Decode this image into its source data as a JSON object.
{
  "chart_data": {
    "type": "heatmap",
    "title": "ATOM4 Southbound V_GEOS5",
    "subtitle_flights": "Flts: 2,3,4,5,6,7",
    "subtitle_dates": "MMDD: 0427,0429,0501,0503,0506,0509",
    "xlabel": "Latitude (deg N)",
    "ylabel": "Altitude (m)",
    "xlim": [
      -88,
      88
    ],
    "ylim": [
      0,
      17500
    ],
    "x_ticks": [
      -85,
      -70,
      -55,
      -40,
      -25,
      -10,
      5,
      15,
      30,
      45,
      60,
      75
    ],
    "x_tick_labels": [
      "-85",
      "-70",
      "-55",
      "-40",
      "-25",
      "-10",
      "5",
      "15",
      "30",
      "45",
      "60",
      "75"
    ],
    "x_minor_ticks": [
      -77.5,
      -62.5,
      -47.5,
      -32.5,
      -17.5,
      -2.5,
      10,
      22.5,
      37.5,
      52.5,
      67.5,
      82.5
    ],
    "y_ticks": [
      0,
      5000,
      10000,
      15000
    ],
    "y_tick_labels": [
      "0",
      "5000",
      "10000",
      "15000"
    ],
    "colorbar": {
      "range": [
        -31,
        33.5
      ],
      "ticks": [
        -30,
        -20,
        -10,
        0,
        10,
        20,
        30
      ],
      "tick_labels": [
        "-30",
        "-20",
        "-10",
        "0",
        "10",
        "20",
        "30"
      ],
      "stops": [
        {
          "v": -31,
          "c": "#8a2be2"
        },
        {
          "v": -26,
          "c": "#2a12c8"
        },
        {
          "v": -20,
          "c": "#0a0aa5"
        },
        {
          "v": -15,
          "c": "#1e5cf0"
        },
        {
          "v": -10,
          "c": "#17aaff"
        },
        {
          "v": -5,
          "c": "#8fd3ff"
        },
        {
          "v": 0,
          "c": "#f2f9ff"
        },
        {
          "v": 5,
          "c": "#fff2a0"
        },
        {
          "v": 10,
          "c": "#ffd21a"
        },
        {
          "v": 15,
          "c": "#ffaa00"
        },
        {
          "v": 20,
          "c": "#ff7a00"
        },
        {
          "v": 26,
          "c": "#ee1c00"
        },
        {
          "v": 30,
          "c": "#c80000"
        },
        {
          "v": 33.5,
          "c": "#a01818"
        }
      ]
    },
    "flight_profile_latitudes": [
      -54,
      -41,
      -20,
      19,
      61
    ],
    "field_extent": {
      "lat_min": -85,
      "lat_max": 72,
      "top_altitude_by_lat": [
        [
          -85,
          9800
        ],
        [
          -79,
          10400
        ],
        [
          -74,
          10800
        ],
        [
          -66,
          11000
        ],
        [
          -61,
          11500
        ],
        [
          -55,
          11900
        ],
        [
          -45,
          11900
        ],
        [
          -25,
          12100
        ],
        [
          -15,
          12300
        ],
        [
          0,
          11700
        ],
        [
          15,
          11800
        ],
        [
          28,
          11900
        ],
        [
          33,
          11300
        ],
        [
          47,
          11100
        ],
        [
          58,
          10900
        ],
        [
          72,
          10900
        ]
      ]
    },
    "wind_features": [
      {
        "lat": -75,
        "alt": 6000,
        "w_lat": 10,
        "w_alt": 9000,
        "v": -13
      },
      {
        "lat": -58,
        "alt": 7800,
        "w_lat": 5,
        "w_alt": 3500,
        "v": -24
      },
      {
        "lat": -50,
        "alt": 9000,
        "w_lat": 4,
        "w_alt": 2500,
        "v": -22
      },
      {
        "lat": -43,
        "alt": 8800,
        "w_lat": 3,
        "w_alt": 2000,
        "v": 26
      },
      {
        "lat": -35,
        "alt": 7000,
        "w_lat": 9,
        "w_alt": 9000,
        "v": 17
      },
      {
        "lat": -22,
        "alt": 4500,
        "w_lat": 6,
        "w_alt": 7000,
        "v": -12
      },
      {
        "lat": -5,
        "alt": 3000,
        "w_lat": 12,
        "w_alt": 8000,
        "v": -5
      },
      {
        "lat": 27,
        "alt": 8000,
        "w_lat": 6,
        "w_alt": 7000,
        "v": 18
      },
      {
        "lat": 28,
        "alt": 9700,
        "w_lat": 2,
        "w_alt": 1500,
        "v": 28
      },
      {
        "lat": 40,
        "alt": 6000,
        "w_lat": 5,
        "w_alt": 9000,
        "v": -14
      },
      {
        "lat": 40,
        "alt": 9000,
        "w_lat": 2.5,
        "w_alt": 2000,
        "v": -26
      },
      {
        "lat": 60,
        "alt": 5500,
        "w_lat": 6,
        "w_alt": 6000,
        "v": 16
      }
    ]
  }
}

**EXERCISE OBJECTIVE**
Above are the records; copy all of them exactly.

**RESULT OF THE EXERCISE**
Decode this image into its source data as a JSON object.
{
  "chart_data": {
    "type": "heatmap",
    "title": "ATOM4 Southbound V_GEOS5",
    "subtitle_flights": "Flts: 2,3,4,5,6,7",
    "subtitle_dates": "MMDD: 0427,0429,0501,0503,0506,0509",
    "xlabel": "Latitude (deg N)",
    "ylabel": "Altitude (m)",
    "xlim": [
      -88,
      88
    ],
    "ylim": [
      0,
      17500
    ],
    "x_ticks": [
      -85,
      -70,
      -55,
      -40,
      -25,
      -10,
      5,
      15,
      30,
      45,
      60,
      75
    ],
    "x_tick_labels": [
      "-85",
      "-70",
      "-55",
      "-40",
      "-25",
      "-10",
      "5",
      "15",
      "30",
      "45",
      "60",
      "75"
    ],
    "x_minor_ticks": [
      -77.5,
      -62.5,
      -47.5,
      -32.5,
      -17.5,
      -2.5,
      10,
      22.5,
      37.5,
      52.5,
      67.5,
      82.5
    ],
    "y_ticks": [
      0,
      5000,
      10000,
      15000
    ],
    "y_tick_labels": [
      "0",
      "5000",
      "10000",
      "15000"
    ],
    "colorbar": {
      "range": [
        -31,
        33.5
      ],
      "ticks": [
        -30,
        -20,
        -10,
        0,
        10,
        20,
        30
      ],
      "tick_labels": [
        "-30",
        "-20",
        "-10",
        "0",
        "10",
        "20",
        "30"
      ],
      "stops": [
        {
          "v": -31,
          "c": "#8a2be2"
        },
        {
          "v": -26,
          "c": "#2a12c8"
        },
        {
          "v": -20,
          "c": "#0a0aa5"
        },
        {
          "v": -15,
          "c": "#1e5cf0"
        },
        {
          "v": -10,
          "c": "#17aaff"
        },
        {
          "v": -5,
          "c": "#8fd3ff"
        },
        {
          "v": 0,
          "c": "#f2f9ff"
        },
        {
          "v": 5,
          "c": "#fff2a0"
        },
        {
          "v": 10,
          "c": "#ffd21a"
        },
        {
          "v": 15,
          "c": "#ffaa00"
        },
        {
          "v": 20,
          "c": "#ff7a00"
        },
        {
          "v": 26,
          "c": "#ee1c00"
        },
        {
          "v": 30,
          "c": "#c80000"
        },
        {
          "v": 33.5,
          "c": "#a01818"
        }
      ]
    },
    "flight_profile_latitudes": [
      -54,
      -41,
      -20,
      19,
      61
    ],
    "field_extent": {
      "lat_min": -85,
      "lat_max": 72,
      "top_altitude_by_lat": [
        [
          -85,
          9800
        ],
        [
          -79,
          10400
        ],
        [
          -74,
          10800
        ],
        [
          -66,
          11000
        ],
        [
          -61,
          11500
        ],
        [
          -55,
          11900
        ],
        [
          -45,
          11900
        ],
        [
          -25,
          12100
        ],
        [
          -15,
          12300
        ],
        [
          0,
          11700
        ],
        [
          15,
          11800
        ],
        [
          28,
          11900
        ],
        [
          33,
          11300
        ],
        [
          47,
          11100
        ],
        [
          58,
          10900
        ],
        [
          72,
          10900
        ]
      ]
    },
    "wind_features": [
      {
        "lat": -75,
        "alt": 6000,
        "w_lat": 10,
        "w_alt": 9000,
        "v": -13
      },
      {
        "lat": -58,
        "alt": 7800,
        "w_lat": 5,
        "w_alt": 3500,
        "v": -24
      },
      {
        "lat": -50,
        "alt": 9000,
        "w_lat": 4,
        "w_alt": 2500,
        "v": -22
      },
      {
        "lat": -43,
        "alt": 8800,
        "w_lat": 3,
        "w_alt": 2000,
        "v": 26
      },
      {
        "lat": -35,
        "alt": 7000,
        "w_lat": 9,
        "w_alt": 9000,
        "v": 17
      },
      {
        "lat": -22,
        "alt": 4500,
        "w_lat": 6,
        "w_alt": 7000,
        "v": -12
      },
      {
        "lat": -5,
        "alt": 3000,
        "w_lat": 12,
        "w_alt": 8000,
        "v": -5
      },
      {
        "lat": 27,
        "alt": 8000,
        "w_lat": 6,
        "w_alt": 7000,
        "v": 18
      },
      {
        "lat": 28,
        "alt": 9700,
        "w_lat": 2,
        "w_alt": 1500,
        "v": 28
      },
      {
        "lat": 40,
        "alt": 6000,
        "w_lat": 5,
        "w_alt": 9000,
        "v": -14
      },
      {
        "lat": 40,
        "alt": 9000,
        "w_lat": 2.5,
        "w_alt": 2000,
        "v": -26
      },
      {
        "lat": 60,
        "alt": 5500,
        "w_lat": 6,
        "w_alt": 6000,
        "v": 16
      }
    ]
  }
}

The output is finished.